AIM: Images are not part of the copy; transcribe all the data exactly.

SUPPLIED DATA:

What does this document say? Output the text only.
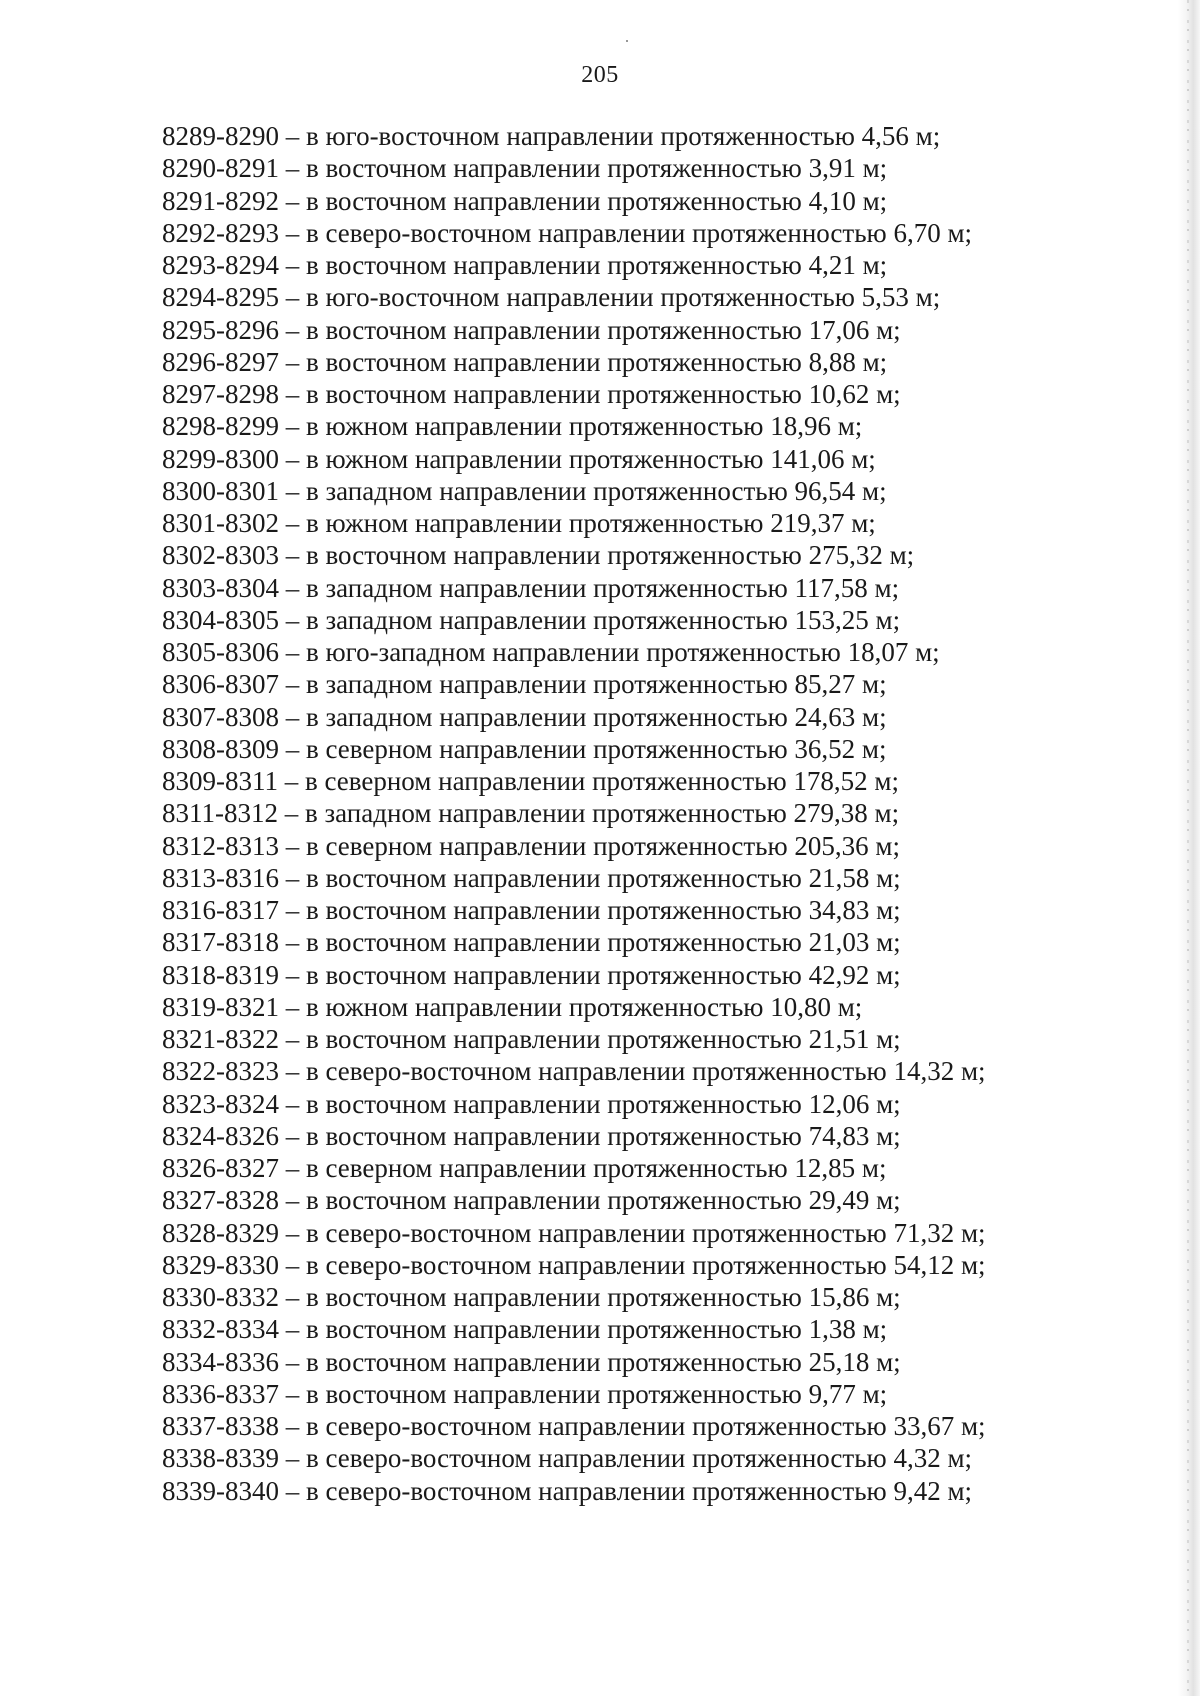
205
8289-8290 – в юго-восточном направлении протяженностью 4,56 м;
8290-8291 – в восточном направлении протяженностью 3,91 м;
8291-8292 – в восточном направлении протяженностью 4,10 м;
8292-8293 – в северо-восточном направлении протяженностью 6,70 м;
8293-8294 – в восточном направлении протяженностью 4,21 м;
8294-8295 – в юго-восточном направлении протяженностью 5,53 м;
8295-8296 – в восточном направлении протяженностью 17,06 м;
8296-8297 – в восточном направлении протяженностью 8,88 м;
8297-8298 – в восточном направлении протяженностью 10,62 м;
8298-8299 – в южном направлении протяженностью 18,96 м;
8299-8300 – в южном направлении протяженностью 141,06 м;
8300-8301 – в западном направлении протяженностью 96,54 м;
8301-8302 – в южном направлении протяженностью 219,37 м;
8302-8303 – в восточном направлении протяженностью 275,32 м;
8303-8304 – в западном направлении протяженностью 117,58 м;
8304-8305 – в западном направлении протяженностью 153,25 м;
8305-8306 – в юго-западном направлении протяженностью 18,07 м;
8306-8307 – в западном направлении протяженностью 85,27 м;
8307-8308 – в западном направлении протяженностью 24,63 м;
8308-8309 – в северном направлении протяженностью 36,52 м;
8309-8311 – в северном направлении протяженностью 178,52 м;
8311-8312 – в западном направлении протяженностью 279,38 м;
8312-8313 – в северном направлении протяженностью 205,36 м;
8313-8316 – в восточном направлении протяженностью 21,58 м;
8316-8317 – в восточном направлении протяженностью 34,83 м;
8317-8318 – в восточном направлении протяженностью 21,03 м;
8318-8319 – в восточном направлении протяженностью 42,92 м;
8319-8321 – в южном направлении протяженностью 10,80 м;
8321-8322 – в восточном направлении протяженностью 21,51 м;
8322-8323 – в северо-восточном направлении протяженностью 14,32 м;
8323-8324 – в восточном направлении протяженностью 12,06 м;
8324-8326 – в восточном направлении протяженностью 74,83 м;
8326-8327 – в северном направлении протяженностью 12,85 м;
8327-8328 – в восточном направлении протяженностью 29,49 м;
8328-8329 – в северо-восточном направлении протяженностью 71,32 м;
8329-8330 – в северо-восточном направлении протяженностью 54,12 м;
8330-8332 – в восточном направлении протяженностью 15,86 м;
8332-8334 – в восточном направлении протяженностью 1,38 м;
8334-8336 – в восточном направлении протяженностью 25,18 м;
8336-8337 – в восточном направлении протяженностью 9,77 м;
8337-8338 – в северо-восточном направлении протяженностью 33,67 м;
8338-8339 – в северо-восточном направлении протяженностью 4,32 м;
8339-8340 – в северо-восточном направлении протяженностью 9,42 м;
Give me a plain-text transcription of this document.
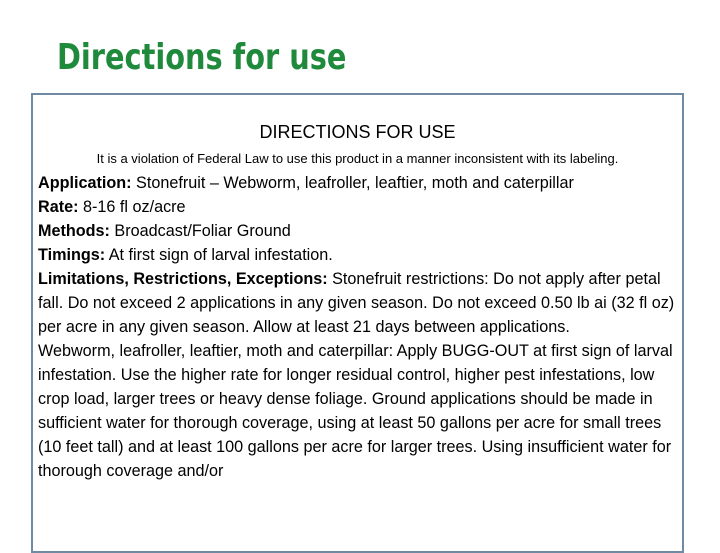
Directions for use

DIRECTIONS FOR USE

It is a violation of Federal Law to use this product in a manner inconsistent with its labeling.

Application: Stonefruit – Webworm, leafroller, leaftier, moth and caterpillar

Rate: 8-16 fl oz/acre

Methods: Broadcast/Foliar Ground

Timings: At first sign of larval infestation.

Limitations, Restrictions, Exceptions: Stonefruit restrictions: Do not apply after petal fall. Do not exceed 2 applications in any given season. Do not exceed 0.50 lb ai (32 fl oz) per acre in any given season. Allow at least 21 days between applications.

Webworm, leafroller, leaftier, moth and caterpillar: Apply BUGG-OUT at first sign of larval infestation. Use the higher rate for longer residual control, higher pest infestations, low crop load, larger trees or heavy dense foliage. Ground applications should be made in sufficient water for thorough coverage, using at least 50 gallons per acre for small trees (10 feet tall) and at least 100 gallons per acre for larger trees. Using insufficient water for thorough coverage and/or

EXERCISE ANSWER:
What does this document say? Output the text only.
205
8289-8290 – в юго-восточном направлении протяженностью 4,56 м;
8290-8291 – в восточном направлении протяженностью 3,91 м;
8291-8292 – в восточном направлении протяженностью 4,10 м;
8292-8293 – в северо-восточном направлении протяженностью 6,70 м;
8293-8294 – в восточном направлении протяженностью 4,21 м;
8294-8295 – в юго-восточном направлении протяженностью 5,53 м;
8295-8296 – в восточном направлении протяженностью 17,06 м;
8296-8297 – в восточном направлении протяженностью 8,88 м;
8297-8298 – в восточном направлении протяженностью 10,62 м;
8298-8299 – в южном направлении протяженностью 18,96 м;
8299-8300 – в южном направлении протяженностью 141,06 м;
8300-8301 – в западном направлении протяженностью 96,54 м;
8301-8302 – в южном направлении протяженностью 219,37 м;
8302-8303 – в восточном направлении протяженностью 275,32 м;
8303-8304 – в западном направлении протяженностью 117,58 м;
8304-8305 – в западном направлении протяженностью 153,25 м;
8305-8306 – в юго-западном направлении протяженностью 18,07 м;
8306-8307 – в западном направлении протяженностью 85,27 м;
8307-8308 – в западном направлении протяженностью 24,63 м;
8308-8309 – в северном направлении протяженностью 36,52 м;
8309-8311 – в северном направлении протяженностью 178,52 м;
8311-8312 – в западном направлении протяженностью 279,38 м;
8312-8313 – в северном направлении протяженностью 205,36 м;
8313-8316 – в восточном направлении протяженностью 21,58 м;
8316-8317 – в восточном направлении протяженностью 34,83 м;
8317-8318 – в восточном направлении протяженностью 21,03 м;
8318-8319 – в восточном направлении протяженностью 42,92 м;
8319-8321 – в южном направлении протяженностью 10,80 м;
8321-8322 – в восточном направлении протяженностью 21,51 м;
8322-8323 – в северо-восточном направлении протяженностью 14,32 м;
8323-8324 – в восточном направлении протяженностью 12,06 м;
8324-8326 – в восточном направлении протяженностью 74,83 м;
8326-8327 – в северном направлении протяженностью 12,85 м;
8327-8328 – в восточном направлении протяженностью 29,49 м;
8328-8329 – в северо-восточном направлении протяженностью 71,32 м;
8329-8330 – в северо-восточном направлении протяженностью 54,12 м;
8330-8332 – в восточном направлении протяженностью 15,86 м;
8332-8334 – в восточном направлении протяженностью 1,38 м;
8334-8336 – в восточном направлении протяженностью 25,18 м;
8336-8337 – в восточном направлении протяженностью 9,77 м;
8337-8338 – в северо-восточном направлении протяженностью 33,67 м;
8338-8339 – в северо-восточном направлении протяженностью 4,32 м;
8339-8340 – в северо-восточном направлении протяженностью 9,42 м;
Give me a plain-text transcription of this document.
Directions for use

DIRECTIONS FOR USE

It is a violation of Federal Law to use this product in a manner inconsistent with its labeling.

Application: Stonefruit – Webworm, leafroller, leaftier, moth and caterpillar

Rate: 8-16 fl oz/acre

Methods: Broadcast/Foliar Ground

Timings: At first sign of larval infestation.

Limitations, Restrictions, Exceptions: Stonefruit restrictions: Do not apply after petal fall. Do not exceed 2 applications in any given season. Do not exceed 0.50 lb ai (32 fl oz) per acre in any given season. Allow at least 21 days between applications.

Webworm, leafroller, leaftier, moth and caterpillar: Apply BUGG-OUT at first sign of larval infestation. Use the higher rate for longer residual control, higher pest infestations, low crop load, larger trees or heavy dense foliage. Ground applications should be made in sufficient water for thorough coverage, using at least 50 gallons per acre for small trees (10 feet tall) and at least 100 gallons per acre for larger trees. Using insufficient water for thorough coverage and/or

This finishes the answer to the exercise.